— BEGIN DATA SUPPLIED —
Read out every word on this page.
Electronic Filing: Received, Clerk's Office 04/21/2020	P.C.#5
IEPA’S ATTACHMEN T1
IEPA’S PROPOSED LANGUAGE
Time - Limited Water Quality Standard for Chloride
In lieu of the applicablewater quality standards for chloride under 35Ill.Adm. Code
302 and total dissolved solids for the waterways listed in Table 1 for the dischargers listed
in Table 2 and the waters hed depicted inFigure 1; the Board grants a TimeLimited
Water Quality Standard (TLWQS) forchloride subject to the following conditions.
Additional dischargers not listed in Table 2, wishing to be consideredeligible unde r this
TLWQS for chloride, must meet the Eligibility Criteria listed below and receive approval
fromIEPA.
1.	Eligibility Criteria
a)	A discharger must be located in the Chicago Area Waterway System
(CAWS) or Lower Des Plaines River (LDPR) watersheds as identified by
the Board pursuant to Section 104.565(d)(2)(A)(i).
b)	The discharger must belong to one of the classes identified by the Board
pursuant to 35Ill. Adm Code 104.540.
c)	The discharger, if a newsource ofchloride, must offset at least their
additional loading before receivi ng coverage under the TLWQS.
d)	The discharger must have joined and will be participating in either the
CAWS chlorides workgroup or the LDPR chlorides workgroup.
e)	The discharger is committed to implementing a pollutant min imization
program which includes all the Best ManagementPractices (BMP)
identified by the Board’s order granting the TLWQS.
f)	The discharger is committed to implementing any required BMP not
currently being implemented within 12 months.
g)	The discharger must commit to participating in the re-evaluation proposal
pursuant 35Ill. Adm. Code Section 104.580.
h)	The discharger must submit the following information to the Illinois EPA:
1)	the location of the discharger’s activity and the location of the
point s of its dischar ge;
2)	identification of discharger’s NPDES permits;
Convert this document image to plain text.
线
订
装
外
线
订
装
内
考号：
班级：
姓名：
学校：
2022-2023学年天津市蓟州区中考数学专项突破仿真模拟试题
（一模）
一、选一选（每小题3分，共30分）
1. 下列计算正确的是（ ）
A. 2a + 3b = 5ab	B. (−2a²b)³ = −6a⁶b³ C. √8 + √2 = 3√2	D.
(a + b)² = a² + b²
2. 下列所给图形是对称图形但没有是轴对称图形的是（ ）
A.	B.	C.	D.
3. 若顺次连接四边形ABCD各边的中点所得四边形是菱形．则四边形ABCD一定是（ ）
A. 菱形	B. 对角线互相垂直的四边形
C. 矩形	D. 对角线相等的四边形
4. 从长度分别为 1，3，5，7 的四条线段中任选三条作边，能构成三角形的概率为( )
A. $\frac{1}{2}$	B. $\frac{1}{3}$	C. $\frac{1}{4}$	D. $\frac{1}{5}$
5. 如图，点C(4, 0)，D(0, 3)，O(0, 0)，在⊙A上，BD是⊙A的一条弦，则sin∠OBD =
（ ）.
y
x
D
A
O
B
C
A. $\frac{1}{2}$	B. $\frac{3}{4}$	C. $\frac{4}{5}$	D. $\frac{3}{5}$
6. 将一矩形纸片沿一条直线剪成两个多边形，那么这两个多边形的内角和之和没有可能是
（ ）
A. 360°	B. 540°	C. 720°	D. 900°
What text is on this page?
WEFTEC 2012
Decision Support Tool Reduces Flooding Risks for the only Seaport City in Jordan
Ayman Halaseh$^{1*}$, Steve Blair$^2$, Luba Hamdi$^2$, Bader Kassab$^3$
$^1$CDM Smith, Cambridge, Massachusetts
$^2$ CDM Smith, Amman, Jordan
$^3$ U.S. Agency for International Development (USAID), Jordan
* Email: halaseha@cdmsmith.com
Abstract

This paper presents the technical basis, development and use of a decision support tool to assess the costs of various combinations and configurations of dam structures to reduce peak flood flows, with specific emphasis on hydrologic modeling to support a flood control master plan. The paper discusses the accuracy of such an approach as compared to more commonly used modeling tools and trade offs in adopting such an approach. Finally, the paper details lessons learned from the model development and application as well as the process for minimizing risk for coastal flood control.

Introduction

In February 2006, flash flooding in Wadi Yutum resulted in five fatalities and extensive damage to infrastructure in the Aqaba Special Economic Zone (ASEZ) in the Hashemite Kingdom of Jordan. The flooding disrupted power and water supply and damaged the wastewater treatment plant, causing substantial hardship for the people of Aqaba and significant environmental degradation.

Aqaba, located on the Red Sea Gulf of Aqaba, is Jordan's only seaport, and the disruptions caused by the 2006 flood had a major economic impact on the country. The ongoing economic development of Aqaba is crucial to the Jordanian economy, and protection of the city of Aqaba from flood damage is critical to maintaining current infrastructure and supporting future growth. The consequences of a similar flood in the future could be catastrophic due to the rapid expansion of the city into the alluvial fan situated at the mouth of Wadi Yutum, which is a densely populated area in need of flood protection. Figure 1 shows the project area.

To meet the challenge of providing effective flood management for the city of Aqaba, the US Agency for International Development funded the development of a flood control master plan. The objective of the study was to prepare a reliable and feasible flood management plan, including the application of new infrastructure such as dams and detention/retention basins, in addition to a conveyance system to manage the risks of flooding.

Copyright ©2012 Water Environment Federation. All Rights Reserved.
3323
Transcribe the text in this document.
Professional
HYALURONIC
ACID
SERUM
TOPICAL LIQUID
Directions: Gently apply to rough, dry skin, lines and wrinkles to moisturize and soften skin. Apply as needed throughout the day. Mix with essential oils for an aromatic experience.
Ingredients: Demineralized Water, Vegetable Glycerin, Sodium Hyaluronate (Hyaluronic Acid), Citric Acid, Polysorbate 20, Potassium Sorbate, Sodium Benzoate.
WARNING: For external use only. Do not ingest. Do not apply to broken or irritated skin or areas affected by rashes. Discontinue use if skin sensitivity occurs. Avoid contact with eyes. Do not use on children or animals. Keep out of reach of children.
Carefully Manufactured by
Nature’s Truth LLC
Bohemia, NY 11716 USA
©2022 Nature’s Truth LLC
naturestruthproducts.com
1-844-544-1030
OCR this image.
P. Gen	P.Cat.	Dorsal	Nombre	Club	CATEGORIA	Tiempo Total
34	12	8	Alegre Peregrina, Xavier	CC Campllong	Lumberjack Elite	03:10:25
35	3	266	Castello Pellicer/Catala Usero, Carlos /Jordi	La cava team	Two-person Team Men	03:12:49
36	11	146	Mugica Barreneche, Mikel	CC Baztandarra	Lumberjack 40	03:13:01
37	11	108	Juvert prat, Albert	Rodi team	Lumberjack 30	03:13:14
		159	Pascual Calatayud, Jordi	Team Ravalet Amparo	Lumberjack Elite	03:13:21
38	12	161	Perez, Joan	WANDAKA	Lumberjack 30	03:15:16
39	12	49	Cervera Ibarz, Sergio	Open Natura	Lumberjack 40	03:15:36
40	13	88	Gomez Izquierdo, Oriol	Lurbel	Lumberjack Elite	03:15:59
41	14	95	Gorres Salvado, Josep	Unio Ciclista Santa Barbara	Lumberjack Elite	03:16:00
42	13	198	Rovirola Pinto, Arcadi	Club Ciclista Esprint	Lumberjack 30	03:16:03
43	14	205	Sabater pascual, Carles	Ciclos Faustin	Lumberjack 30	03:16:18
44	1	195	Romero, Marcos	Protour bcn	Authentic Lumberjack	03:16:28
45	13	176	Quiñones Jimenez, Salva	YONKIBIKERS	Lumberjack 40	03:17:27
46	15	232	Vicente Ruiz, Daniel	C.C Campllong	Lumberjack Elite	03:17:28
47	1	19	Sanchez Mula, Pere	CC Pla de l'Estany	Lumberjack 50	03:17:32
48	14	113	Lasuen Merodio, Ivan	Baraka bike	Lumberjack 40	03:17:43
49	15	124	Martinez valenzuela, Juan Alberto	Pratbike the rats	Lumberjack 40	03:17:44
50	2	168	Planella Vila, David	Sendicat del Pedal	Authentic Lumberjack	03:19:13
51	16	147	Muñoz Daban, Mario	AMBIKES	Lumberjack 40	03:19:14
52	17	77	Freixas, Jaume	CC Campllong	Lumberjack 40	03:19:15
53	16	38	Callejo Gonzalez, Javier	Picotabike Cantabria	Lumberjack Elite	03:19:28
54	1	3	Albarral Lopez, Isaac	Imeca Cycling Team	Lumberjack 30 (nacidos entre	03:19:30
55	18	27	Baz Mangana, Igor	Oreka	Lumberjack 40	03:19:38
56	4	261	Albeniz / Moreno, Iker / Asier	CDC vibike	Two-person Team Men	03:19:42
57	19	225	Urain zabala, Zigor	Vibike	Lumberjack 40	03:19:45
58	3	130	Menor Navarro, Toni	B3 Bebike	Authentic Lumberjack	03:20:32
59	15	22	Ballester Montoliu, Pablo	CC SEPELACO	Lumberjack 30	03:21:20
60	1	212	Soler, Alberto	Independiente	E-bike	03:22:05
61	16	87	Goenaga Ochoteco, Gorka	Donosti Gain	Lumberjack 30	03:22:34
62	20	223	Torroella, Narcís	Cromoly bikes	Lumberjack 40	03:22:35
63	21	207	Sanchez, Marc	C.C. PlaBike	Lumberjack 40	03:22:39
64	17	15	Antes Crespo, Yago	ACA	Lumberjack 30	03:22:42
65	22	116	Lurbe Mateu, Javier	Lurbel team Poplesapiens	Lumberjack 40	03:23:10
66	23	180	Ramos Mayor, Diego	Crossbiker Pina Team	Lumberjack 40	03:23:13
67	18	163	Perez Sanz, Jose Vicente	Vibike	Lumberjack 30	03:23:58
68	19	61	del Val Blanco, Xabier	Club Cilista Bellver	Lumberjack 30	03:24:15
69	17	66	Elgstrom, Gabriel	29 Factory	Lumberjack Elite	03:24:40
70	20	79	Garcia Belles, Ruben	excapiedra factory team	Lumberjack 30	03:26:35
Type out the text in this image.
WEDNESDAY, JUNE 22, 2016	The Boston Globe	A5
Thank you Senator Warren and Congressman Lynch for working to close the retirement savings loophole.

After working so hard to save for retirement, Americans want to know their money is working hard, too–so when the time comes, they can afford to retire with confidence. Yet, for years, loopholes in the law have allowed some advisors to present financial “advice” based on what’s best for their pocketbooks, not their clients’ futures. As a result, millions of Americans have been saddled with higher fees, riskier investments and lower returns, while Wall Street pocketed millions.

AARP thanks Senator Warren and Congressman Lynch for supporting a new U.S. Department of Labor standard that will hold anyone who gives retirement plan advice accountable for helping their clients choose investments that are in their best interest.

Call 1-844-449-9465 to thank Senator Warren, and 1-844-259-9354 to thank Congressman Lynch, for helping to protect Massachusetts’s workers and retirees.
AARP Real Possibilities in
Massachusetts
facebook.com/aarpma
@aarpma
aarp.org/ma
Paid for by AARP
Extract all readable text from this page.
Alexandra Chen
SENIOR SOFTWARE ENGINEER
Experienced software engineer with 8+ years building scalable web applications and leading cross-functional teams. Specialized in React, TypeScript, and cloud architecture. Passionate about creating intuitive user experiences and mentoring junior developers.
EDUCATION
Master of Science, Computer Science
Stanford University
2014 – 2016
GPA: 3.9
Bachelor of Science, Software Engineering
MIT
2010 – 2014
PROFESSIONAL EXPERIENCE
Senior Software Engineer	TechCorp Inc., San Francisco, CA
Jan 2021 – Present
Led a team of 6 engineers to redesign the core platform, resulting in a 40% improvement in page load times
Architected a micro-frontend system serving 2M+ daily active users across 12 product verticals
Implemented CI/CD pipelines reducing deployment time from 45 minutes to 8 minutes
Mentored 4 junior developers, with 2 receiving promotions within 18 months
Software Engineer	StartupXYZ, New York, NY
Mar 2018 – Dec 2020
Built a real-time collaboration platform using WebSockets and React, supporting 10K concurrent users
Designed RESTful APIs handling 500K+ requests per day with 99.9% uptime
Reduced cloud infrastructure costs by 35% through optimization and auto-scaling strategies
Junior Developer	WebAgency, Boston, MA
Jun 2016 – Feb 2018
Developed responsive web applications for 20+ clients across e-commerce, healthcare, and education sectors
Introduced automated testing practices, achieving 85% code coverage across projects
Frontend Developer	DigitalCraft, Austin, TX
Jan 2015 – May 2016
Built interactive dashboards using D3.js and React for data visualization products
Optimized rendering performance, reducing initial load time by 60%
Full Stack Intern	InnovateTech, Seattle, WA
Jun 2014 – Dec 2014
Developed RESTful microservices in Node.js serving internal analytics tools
— END DATA SUPPLIED —
[WHAT IS BEING ASKED]
Report every line in the data above in which the word "Boston" appears.

[FULL ANSWER]
WEDNESDAY, JUNE 22, 2016	The Boston Globe	A5
Junior Developer	WebAgency, Boston, MA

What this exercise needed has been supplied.